* _BRIEF_
How many lines of the material below contain the string "this"? Answer with the number and nothing else.

* _MATERIAL TO PROCESS_
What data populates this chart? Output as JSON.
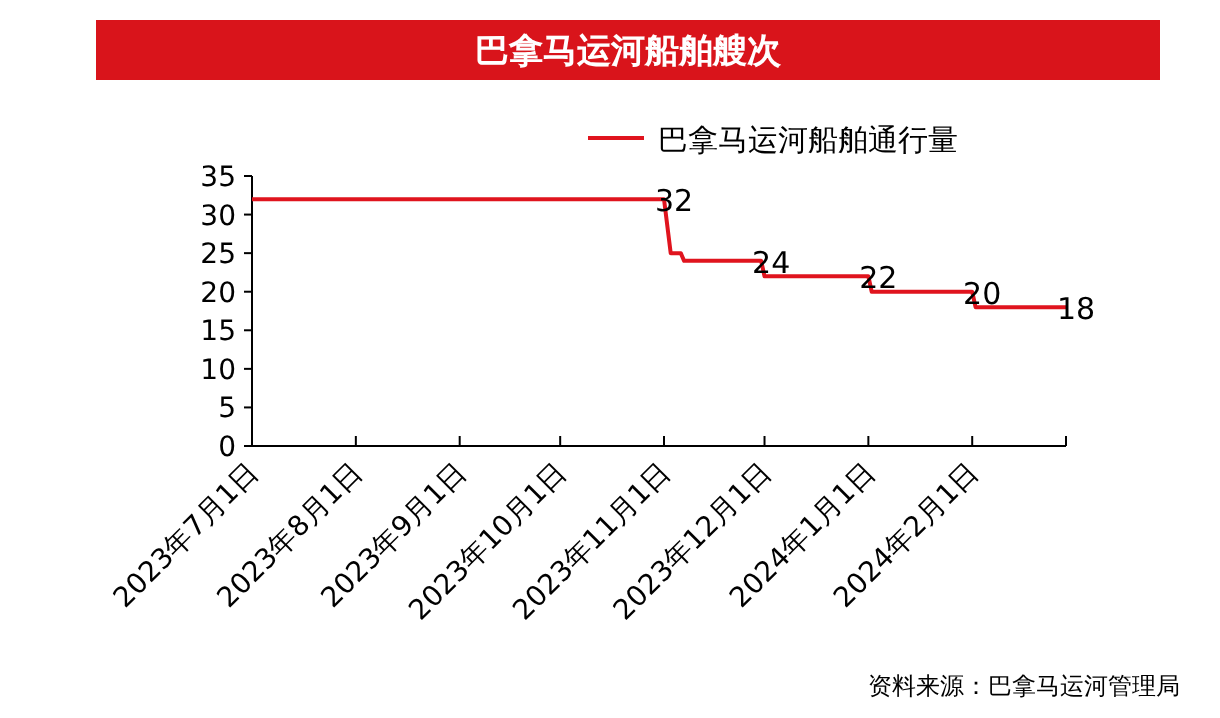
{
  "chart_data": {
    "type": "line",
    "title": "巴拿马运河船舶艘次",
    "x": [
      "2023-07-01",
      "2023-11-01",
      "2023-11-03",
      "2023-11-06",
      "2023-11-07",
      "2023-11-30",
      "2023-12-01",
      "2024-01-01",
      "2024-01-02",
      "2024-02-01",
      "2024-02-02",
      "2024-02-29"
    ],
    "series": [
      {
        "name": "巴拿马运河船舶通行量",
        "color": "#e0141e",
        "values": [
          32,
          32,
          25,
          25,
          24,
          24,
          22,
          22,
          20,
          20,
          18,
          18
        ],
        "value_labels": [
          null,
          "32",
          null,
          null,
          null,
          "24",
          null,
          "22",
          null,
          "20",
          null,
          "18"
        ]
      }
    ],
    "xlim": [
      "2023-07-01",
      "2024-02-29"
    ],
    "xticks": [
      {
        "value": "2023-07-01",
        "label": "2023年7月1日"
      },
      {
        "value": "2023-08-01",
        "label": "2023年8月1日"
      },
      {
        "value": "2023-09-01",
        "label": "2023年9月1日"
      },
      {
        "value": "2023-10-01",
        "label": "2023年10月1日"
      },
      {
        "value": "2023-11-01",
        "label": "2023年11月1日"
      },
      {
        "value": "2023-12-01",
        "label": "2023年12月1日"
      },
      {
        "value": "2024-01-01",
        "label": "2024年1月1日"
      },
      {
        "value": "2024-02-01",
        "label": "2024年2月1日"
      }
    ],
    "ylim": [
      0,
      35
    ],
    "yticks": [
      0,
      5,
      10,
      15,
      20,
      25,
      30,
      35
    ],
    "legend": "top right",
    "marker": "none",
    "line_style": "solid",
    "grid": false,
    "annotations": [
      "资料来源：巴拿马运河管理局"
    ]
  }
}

==

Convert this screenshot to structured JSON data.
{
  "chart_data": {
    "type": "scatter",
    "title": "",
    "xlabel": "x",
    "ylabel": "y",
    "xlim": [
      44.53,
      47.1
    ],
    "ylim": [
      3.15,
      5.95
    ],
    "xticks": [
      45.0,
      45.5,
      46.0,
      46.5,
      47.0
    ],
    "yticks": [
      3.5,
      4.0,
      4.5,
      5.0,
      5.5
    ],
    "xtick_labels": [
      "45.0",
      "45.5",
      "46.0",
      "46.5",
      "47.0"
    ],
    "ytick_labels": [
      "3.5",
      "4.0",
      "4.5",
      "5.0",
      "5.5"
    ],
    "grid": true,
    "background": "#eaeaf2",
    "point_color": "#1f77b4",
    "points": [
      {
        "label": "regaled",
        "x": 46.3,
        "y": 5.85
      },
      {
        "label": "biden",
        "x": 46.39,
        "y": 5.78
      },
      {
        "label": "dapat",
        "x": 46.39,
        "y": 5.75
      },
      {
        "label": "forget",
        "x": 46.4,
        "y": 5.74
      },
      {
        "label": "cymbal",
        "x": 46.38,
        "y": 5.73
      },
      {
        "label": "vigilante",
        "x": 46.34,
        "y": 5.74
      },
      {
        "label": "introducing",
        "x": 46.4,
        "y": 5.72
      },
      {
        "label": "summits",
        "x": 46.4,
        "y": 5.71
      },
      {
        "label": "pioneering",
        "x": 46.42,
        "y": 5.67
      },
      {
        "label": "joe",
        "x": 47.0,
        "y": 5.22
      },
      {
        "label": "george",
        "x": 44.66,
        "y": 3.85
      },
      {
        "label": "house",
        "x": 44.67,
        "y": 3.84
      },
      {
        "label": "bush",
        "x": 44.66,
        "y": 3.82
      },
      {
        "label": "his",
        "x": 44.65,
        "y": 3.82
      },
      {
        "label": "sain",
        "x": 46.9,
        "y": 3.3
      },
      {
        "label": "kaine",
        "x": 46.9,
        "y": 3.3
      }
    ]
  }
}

* _TASK SOLUTION_
2